Task inputs:
BEGIN
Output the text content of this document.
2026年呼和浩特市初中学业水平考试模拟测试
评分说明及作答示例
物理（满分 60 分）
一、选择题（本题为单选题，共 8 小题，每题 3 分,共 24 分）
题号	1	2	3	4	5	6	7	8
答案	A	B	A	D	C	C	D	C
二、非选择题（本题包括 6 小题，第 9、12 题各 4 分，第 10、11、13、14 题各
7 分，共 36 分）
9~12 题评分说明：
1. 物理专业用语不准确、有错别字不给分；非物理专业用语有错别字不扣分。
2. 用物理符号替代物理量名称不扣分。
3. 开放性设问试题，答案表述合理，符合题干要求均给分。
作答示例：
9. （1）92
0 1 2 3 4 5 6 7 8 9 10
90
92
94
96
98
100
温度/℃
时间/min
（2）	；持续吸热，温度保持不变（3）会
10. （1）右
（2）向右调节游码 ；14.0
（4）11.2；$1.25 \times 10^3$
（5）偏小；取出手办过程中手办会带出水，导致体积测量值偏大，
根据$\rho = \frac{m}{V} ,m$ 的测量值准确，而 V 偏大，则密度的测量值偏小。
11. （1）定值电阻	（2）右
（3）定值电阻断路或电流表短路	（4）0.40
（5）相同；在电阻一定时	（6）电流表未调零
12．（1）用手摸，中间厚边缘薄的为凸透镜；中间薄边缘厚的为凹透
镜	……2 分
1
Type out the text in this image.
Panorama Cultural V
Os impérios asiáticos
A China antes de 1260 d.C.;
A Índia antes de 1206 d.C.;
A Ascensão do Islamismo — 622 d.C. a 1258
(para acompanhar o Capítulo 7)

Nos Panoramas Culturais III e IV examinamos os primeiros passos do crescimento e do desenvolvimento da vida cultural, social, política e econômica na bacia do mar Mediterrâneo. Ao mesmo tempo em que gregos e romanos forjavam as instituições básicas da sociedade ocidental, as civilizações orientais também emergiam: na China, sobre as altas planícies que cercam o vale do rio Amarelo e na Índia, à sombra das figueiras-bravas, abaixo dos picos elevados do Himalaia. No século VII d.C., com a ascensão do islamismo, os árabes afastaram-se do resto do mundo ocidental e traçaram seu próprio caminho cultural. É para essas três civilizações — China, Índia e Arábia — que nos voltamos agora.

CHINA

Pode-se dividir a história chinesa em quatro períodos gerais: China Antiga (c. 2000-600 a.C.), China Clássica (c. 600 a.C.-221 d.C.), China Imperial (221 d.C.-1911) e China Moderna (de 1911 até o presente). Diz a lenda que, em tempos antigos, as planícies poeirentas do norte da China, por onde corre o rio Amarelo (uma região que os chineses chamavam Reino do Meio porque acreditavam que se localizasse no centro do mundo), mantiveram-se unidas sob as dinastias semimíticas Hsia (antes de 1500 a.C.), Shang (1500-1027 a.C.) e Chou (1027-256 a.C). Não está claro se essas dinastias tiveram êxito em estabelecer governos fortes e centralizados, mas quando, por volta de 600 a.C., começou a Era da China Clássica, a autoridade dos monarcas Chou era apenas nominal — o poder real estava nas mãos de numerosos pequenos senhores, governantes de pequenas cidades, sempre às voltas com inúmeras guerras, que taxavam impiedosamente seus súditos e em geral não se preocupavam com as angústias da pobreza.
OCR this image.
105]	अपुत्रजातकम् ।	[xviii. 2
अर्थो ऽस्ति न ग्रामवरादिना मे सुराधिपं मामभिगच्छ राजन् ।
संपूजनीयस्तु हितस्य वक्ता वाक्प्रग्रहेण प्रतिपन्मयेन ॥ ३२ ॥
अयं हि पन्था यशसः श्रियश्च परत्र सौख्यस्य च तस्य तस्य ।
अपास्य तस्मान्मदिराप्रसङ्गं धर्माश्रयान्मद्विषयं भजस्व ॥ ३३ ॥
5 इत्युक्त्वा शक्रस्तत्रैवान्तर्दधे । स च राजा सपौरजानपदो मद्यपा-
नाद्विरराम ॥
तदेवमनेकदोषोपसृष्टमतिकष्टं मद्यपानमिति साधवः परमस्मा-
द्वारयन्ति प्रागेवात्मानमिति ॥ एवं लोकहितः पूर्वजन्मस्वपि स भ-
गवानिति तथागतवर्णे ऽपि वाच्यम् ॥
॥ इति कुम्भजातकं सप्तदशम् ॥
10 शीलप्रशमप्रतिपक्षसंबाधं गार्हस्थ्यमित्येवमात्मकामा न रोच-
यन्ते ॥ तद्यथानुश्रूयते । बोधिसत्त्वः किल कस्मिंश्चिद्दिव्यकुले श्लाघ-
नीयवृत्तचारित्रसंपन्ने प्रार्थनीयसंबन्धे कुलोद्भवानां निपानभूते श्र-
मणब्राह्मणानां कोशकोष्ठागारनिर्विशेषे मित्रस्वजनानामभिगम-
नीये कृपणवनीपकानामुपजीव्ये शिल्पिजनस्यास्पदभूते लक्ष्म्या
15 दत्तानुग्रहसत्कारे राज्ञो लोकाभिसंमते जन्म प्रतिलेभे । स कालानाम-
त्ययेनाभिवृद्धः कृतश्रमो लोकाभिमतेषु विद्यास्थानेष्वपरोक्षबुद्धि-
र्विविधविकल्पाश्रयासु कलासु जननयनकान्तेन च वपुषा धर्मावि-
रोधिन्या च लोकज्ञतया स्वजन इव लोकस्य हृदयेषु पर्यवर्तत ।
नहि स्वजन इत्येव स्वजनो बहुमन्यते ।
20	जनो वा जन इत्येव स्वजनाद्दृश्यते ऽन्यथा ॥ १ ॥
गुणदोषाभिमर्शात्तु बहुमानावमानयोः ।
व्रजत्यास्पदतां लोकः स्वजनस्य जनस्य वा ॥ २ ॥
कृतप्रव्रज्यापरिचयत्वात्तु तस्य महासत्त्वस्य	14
END
What you will do:
From the preceding material, extract every line exactly.

Solution to this problem:
Output the text content of this document.
2026年呼和浩特市初中学业水平考试模拟测试
评分说明及作答示例
物理（满分 60 分）
一、选择题（本题为单选题，共 8 小题，每题 3 分,共 24 分）
题号	1	2	3	4	5	6	7	8
答案	A	B	A	D	C	C	D	C
二、非选择题（本题包括 6 小题，第 9、12 题各 4 分，第 10、11、13、14 题各
7 分，共 36 分）
9~12 题评分说明：
1. 物理专业用语不准确、有错别字不给分；非物理专业用语有错别字不扣分。
2. 用物理符号替代物理量名称不扣分。
3. 开放性设问试题，答案表述合理，符合题干要求均给分。
作答示例：
9. （1）92
0 1 2 3 4 5 6 7 8 9 10
90
92
94
96
98
100
温度/℃
时间/min
（2）	；持续吸热，温度保持不变（3）会
10. （1）右
（2）向右调节游码 ；14.0
（4）11.2；$1.25 \times 10^3$
（5）偏小；取出手办过程中手办会带出水，导致体积测量值偏大，
根据$\rho = \frac{m}{V} ,m$ 的测量值准确，而 V 偏大，则密度的测量值偏小。
11. （1）定值电阻	（2）右
（3）定值电阻断路或电流表短路	（4）0.40
（5）相同；在电阻一定时	（6）电流表未调零
12．（1）用手摸，中间厚边缘薄的为凸透镜；中间薄边缘厚的为凹透
镜	……2 分
1
Type out the text in this image.
Panorama Cultural V
Os impérios asiáticos
A China antes de 1260 d.C.;
A Índia antes de 1206 d.C.;
A Ascensão do Islamismo — 622 d.C. a 1258
(para acompanhar o Capítulo 7)

Nos Panoramas Culturais III e IV examinamos os primeiros passos do crescimento e do desenvolvimento da vida cultural, social, política e econômica na bacia do mar Mediterrâneo. Ao mesmo tempo em que gregos e romanos forjavam as instituições básicas da sociedade ocidental, as civilizações orientais também emergiam: na China, sobre as altas planícies que cercam o vale do rio Amarelo e na Índia, à sombra das figueiras-bravas, abaixo dos picos elevados do Himalaia. No século VII d.C., com a ascensão do islamismo, os árabes afastaram-se do resto do mundo ocidental e traçaram seu próprio caminho cultural. É para essas três civilizações — China, Índia e Arábia — que nos voltamos agora.

CHINA

Pode-se dividir a história chinesa em quatro períodos gerais: China Antiga (c. 2000-600 a.C.), China Clássica (c. 600 a.C.-221 d.C.), China Imperial (221 d.C.-1911) e China Moderna (de 1911 até o presente). Diz a lenda que, em tempos antigos, as planícies poeirentas do norte da China, por onde corre o rio Amarelo (uma região que os chineses chamavam Reino do Meio porque acreditavam que se localizasse no centro do mundo), mantiveram-se unidas sob as dinastias semimíticas Hsia (antes de 1500 a.C.), Shang (1500-1027 a.C.) e Chou (1027-256 a.C). Não está claro se essas dinastias tiveram êxito em estabelecer governos fortes e centralizados, mas quando, por volta de 600 a.C., começou a Era da China Clássica, a autoridade dos monarcas Chou era apenas nominal — o poder real estava nas mãos de numerosos pequenos senhores, governantes de pequenas cidades, sempre às voltas com inúmeras guerras, que taxavam impiedosamente seus súditos e em geral não se preocupavam com as angústias da pobreza.
OCR this image.
105]	अपुत्रजातकम् ।	[xviii. 2
अर्थो ऽस्ति न ग्रामवरादिना मे सुराधिपं मामभिगच्छ राजन् ।
संपूजनीयस्तु हितस्य वक्ता वाक्प्रग्रहेण प्रतिपन्मयेन ॥ ३२ ॥
अयं हि पन्था यशसः श्रियश्च परत्र सौख्यस्य च तस्य तस्य ।
अपास्य तस्मान्मदिराप्रसङ्गं धर्माश्रयान्मद्विषयं भजस्व ॥ ३३ ॥
5 इत्युक्त्वा शक्रस्तत्रैवान्तर्दधे । स च राजा सपौरजानपदो मद्यपा-
नाद्विरराम ॥
तदेवमनेकदोषोपसृष्टमतिकष्टं मद्यपानमिति साधवः परमस्मा-
द्वारयन्ति प्रागेवात्मानमिति ॥ एवं लोकहितः पूर्वजन्मस्वपि स भ-
गवानिति तथागतवर्णे ऽपि वाच्यम् ॥
॥ इति कुम्भजातकं सप्तदशम् ॥
10 शीलप्रशमप्रतिपक्षसंबाधं गार्हस्थ्यमित्येवमात्मकामा न रोच-
यन्ते ॥ तद्यथानुश्रूयते । बोधिसत्त्वः किल कस्मिंश्चिद्दिव्यकुले श्लाघ-
नीयवृत्तचारित्रसंपन्ने प्रार्थनीयसंबन्धे कुलोद्भवानां निपानभूते श्र-
मणब्राह्मणानां कोशकोष्ठागारनिर्विशेषे मित्रस्वजनानामभिगम-
नीये कृपणवनीपकानामुपजीव्ये शिल्पिजनस्यास्पदभूते लक्ष्म्या
15 दत्तानुग्रहसत्कारे राज्ञो लोकाभिसंमते जन्म प्रतिलेभे । स कालानाम-
त्ययेनाभिवृद्धः कृतश्रमो लोकाभिमतेषु विद्यास्थानेष्वपरोक्षबुद्धि-
र्विविधविकल्पाश्रयासु कलासु जननयनकान्तेन च वपुषा धर्मावि-
रोधिन्या च लोकज्ञतया स्वजन इव लोकस्य हृदयेषु पर्यवर्तत ।
नहि स्वजन इत्येव स्वजनो बहुमन्यते ।
20	जनो वा जन इत्येव स्वजनाद्दृश्यते ऽन्यथा ॥ १ ॥
गुणदोषाभिमर्शात्तु बहुमानावमानयोः ।
व्रजत्यास्पदतां लोकः स्वजनस्य जनस्य वा ॥ २ ॥
कृतप्रव्रज्यापरिचयत्वात्तु तस्य महासत्त्वस्य	14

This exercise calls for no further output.